***** Stored rows

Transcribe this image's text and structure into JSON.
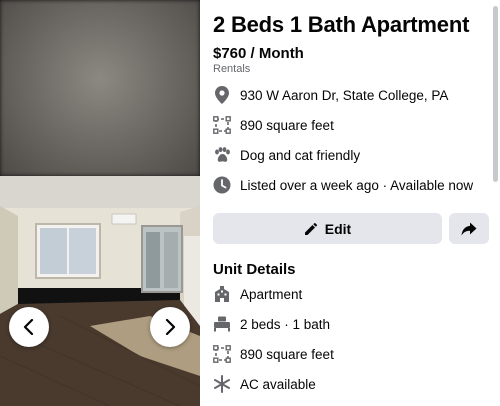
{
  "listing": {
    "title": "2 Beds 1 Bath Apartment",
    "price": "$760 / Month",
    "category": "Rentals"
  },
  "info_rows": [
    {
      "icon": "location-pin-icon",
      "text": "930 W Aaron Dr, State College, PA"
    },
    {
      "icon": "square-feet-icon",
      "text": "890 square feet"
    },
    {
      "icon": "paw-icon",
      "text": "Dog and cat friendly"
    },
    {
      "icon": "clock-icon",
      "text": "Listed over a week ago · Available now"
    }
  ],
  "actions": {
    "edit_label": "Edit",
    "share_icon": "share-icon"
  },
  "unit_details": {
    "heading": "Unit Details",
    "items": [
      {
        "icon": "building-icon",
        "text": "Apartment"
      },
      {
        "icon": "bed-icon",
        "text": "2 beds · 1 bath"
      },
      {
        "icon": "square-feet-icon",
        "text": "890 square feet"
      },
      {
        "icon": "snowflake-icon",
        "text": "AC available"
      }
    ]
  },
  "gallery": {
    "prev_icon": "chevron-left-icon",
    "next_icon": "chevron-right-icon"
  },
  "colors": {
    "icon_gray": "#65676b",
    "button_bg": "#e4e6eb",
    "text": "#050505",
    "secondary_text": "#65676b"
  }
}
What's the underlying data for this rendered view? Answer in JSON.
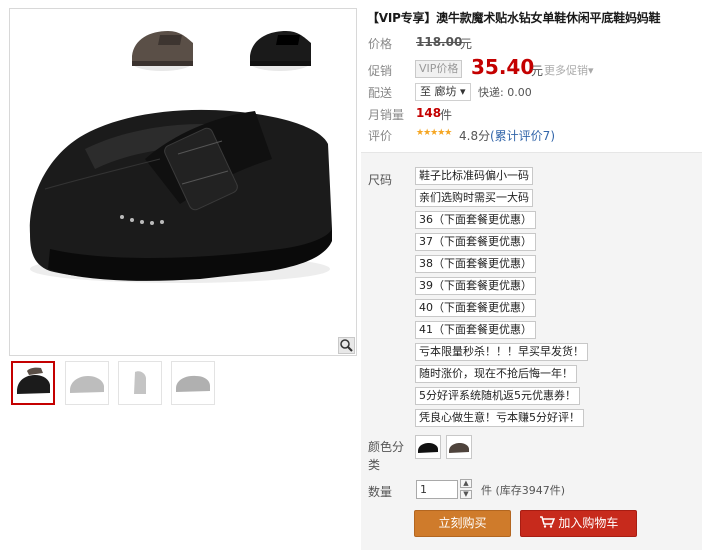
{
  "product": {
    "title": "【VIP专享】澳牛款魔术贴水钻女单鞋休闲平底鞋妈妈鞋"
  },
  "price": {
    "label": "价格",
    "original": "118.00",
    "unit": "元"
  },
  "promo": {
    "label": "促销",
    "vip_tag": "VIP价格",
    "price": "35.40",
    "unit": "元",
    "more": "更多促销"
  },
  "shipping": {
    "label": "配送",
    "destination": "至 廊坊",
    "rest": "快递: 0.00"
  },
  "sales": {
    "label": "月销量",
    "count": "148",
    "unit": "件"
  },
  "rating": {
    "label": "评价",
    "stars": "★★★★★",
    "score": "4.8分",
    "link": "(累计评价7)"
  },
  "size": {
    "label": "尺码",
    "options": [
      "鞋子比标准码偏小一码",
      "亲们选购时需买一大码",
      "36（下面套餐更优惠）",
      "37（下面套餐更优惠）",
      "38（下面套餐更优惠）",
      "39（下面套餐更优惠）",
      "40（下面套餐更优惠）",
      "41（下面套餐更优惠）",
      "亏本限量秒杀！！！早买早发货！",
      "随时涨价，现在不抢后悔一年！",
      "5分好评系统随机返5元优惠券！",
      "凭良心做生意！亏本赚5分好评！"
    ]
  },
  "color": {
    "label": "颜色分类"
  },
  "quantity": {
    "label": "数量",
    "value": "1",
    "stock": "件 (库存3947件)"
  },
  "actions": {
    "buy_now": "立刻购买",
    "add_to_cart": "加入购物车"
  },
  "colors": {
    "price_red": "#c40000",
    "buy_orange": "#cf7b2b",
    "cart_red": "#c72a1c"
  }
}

**********

All of the lines above should be printed exactly, minus the pictures.

◆ Task solution
Transcribe this image's text and structure into JSON.
{
  "listing": {
    "title": "2 Beds 1 Bath Apartment",
    "price": "$760 / Month",
    "category": "Rentals"
  },
  "info_rows": [
    {
      "icon": "location-pin-icon",
      "text": "930 W Aaron Dr, State College, PA"
    },
    {
      "icon": "square-feet-icon",
      "text": "890 square feet"
    },
    {
      "icon": "paw-icon",
      "text": "Dog and cat friendly"
    },
    {
      "icon": "clock-icon",
      "text": "Listed over a week ago · Available now"
    }
  ],
  "actions": {
    "edit_label": "Edit",
    "share_icon": "share-icon"
  },
  "unit_details": {
    "heading": "Unit Details",
    "items": [
      {
        "icon": "building-icon",
        "text": "Apartment"
      },
      {
        "icon": "bed-icon",
        "text": "2 beds · 1 bath"
      },
      {
        "icon": "square-feet-icon",
        "text": "890 square feet"
      },
      {
        "icon": "snowflake-icon",
        "text": "AC available"
      }
    ]
  },
  "gallery": {
    "prev_icon": "chevron-left-icon",
    "next_icon": "chevron-right-icon"
  },
  "colors": {
    "icon_gray": "#65676b",
    "button_bg": "#e4e6eb",
    "text": "#050505",
    "secondary_text": "#65676b"
  }
}
What's the underlying data for this rendered view? Answer in JSON.
{
  "product": {
    "title": "【VIP专享】澳牛款魔术贴水钻女单鞋休闲平底鞋妈妈鞋"
  },
  "price": {
    "label": "价格",
    "original": "118.00",
    "unit": "元"
  },
  "promo": {
    "label": "促销",
    "vip_tag": "VIP价格",
    "price": "35.40",
    "unit": "元",
    "more": "更多促销"
  },
  "shipping": {
    "label": "配送",
    "destination": "至 廊坊",
    "rest": "快递: 0.00"
  },
  "sales": {
    "label": "月销量",
    "count": "148",
    "unit": "件"
  },
  "rating": {
    "label": "评价",
    "stars": "★★★★★",
    "score": "4.8分",
    "link": "(累计评价7)"
  },
  "size": {
    "label": "尺码",
    "options": [
      "鞋子比标准码偏小一码",
      "亲们选购时需买一大码",
      "36（下面套餐更优惠）",
      "37（下面套餐更优惠）",
      "38（下面套餐更优惠）",
      "39（下面套餐更优惠）",
      "40（下面套餐更优惠）",
      "41（下面套餐更优惠）",
      "亏本限量秒杀！！！早买早发货！",
      "随时涨价，现在不抢后悔一年！",
      "5分好评系统随机返5元优惠券！",
      "凭良心做生意！亏本赚5分好评！"
    ]
  },
  "color": {
    "label": "颜色分类"
  },
  "quantity": {
    "label": "数量",
    "value": "1",
    "stock": "件 (库存3947件)"
  },
  "actions": {
    "buy_now": "立刻购买",
    "add_to_cart": "加入购物车"
  },
  "colors": {
    "price_red": "#c40000",
    "buy_orange": "#cf7b2b",
    "cart_red": "#c72a1c"
  }
}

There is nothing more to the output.